>> Begin TASK INPUT
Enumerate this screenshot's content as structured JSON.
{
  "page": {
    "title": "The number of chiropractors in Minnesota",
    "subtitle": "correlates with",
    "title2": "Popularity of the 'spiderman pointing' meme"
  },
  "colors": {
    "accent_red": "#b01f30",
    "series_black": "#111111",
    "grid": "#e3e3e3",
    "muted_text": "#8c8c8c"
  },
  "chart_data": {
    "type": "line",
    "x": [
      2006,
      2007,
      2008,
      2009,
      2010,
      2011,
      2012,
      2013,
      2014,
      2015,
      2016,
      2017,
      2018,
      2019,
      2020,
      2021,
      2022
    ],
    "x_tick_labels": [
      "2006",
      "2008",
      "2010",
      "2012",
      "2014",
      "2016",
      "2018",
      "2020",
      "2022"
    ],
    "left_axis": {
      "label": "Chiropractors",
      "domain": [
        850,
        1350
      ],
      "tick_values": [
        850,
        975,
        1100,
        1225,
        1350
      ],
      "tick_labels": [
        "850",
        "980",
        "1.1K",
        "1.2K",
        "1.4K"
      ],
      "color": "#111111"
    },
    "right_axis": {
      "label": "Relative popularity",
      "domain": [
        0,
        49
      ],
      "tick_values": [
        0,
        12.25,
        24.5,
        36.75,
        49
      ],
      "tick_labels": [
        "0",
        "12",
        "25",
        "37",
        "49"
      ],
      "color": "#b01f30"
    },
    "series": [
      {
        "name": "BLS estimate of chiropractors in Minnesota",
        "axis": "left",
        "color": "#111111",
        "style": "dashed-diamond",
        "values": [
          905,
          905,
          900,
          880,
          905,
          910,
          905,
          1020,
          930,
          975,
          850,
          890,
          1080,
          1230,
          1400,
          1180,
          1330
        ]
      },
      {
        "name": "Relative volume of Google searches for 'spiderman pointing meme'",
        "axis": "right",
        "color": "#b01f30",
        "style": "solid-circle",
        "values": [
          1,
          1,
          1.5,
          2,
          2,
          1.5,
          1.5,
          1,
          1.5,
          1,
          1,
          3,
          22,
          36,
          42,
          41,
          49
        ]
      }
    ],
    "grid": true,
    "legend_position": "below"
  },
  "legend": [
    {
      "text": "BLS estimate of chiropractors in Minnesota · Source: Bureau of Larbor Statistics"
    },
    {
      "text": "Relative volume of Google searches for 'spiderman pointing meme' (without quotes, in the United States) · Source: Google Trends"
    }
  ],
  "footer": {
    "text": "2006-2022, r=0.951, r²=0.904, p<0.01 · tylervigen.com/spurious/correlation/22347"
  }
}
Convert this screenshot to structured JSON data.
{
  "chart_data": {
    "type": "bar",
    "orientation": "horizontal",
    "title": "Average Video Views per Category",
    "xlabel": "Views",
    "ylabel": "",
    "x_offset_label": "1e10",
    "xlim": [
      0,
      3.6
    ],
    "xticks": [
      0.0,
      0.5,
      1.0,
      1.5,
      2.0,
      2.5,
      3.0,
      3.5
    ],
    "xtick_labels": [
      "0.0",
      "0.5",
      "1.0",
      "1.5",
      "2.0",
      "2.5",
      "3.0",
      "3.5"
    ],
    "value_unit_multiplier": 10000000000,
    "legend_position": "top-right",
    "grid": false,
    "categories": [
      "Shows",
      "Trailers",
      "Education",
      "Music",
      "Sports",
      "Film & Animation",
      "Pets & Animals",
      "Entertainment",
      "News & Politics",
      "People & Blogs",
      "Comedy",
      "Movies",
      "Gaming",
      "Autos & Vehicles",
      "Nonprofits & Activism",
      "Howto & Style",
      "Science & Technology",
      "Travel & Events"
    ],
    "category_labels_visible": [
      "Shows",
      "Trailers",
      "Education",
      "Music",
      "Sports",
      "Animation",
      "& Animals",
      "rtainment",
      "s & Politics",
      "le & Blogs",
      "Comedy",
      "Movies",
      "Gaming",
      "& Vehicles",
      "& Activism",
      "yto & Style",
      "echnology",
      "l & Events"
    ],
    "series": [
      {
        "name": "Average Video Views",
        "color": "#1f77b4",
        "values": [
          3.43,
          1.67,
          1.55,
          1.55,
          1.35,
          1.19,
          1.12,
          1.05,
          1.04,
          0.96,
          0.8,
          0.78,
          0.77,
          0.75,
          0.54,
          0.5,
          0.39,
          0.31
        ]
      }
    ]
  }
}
>> End TASK INPUT
Copy out every entry again, exactly as it was given.

WRITTEN ANSWER>
Enumerate this screenshot's content as structured JSON.
{
  "page": {
    "title": "The number of chiropractors in Minnesota",
    "subtitle": "correlates with",
    "title2": "Popularity of the 'spiderman pointing' meme"
  },
  "colors": {
    "accent_red": "#b01f30",
    "series_black": "#111111",
    "grid": "#e3e3e3",
    "muted_text": "#8c8c8c"
  },
  "chart_data": {
    "type": "line",
    "x": [
      2006,
      2007,
      2008,
      2009,
      2010,
      2011,
      2012,
      2013,
      2014,
      2015,
      2016,
      2017,
      2018,
      2019,
      2020,
      2021,
      2022
    ],
    "x_tick_labels": [
      "2006",
      "2008",
      "2010",
      "2012",
      "2014",
      "2016",
      "2018",
      "2020",
      "2022"
    ],
    "left_axis": {
      "label": "Chiropractors",
      "domain": [
        850,
        1350
      ],
      "tick_values": [
        850,
        975,
        1100,
        1225,
        1350
      ],
      "tick_labels": [
        "850",
        "980",
        "1.1K",
        "1.2K",
        "1.4K"
      ],
      "color": "#111111"
    },
    "right_axis": {
      "label": "Relative popularity",
      "domain": [
        0,
        49
      ],
      "tick_values": [
        0,
        12.25,
        24.5,
        36.75,
        49
      ],
      "tick_labels": [
        "0",
        "12",
        "25",
        "37",
        "49"
      ],
      "color": "#b01f30"
    },
    "series": [
      {
        "name": "BLS estimate of chiropractors in Minnesota",
        "axis": "left",
        "color": "#111111",
        "style": "dashed-diamond",
        "values": [
          905,
          905,
          900,
          880,
          905,
          910,
          905,
          1020,
          930,
          975,
          850,
          890,
          1080,
          1230,
          1400,
          1180,
          1330
        ]
      },
      {
        "name": "Relative volume of Google searches for 'spiderman pointing meme'",
        "axis": "right",
        "color": "#b01f30",
        "style": "solid-circle",
        "values": [
          1,
          1,
          1.5,
          2,
          2,
          1.5,
          1.5,
          1,
          1.5,
          1,
          1,
          3,
          22,
          36,
          42,
          41,
          49
        ]
      }
    ],
    "grid": true,
    "legend_position": "below"
  },
  "legend": [
    {
      "text": "BLS estimate of chiropractors in Minnesota · Source: Bureau of Larbor Statistics"
    },
    {
      "text": "Relative volume of Google searches for 'spiderman pointing meme' (without quotes, in the United States) · Source: Google Trends"
    }
  ],
  "footer": {
    "text": "2006-2022, r=0.951, r²=0.904, p<0.01 · tylervigen.com/spurious/correlation/22347"
  }
}
Convert this screenshot to structured JSON data.
{
  "chart_data": {
    "type": "bar",
    "orientation": "horizontal",
    "title": "Average Video Views per Category",
    "xlabel": "Views",
    "ylabel": "",
    "x_offset_label": "1e10",
    "xlim": [
      0,
      3.6
    ],
    "xticks": [
      0.0,
      0.5,
      1.0,
      1.5,
      2.0,
      2.5,
      3.0,
      3.5
    ],
    "xtick_labels": [
      "0.0",
      "0.5",
      "1.0",
      "1.5",
      "2.0",
      "2.5",
      "3.0",
      "3.5"
    ],
    "value_unit_multiplier": 10000000000,
    "legend_position": "top-right",
    "grid": false,
    "categories": [
      "Shows",
      "Trailers",
      "Education",
      "Music",
      "Sports",
      "Film & Animation",
      "Pets & Animals",
      "Entertainment",
      "News & Politics",
      "People & Blogs",
      "Comedy",
      "Movies",
      "Gaming",
      "Autos & Vehicles",
      "Nonprofits & Activism",
      "Howto & Style",
      "Science & Technology",
      "Travel & Events"
    ],
    "category_labels_visible": [
      "Shows",
      "Trailers",
      "Education",
      "Music",
      "Sports",
      "Animation",
      "& Animals",
      "rtainment",
      "s & Politics",
      "le & Blogs",
      "Comedy",
      "Movies",
      "Gaming",
      "& Vehicles",
      "& Activism",
      "yto & Style",
      "echnology",
      "l & Events"
    ],
    "series": [
      {
        "name": "Average Video Views",
        "color": "#1f77b4",
        "values": [
          3.43,
          1.67,
          1.55,
          1.55,
          1.35,
          1.19,
          1.12,
          1.05,
          1.04,
          0.96,
          0.8,
          0.78,
          0.77,
          0.75,
          0.54,
          0.5,
          0.39,
          0.31
        ]
      }
    ]
  }
}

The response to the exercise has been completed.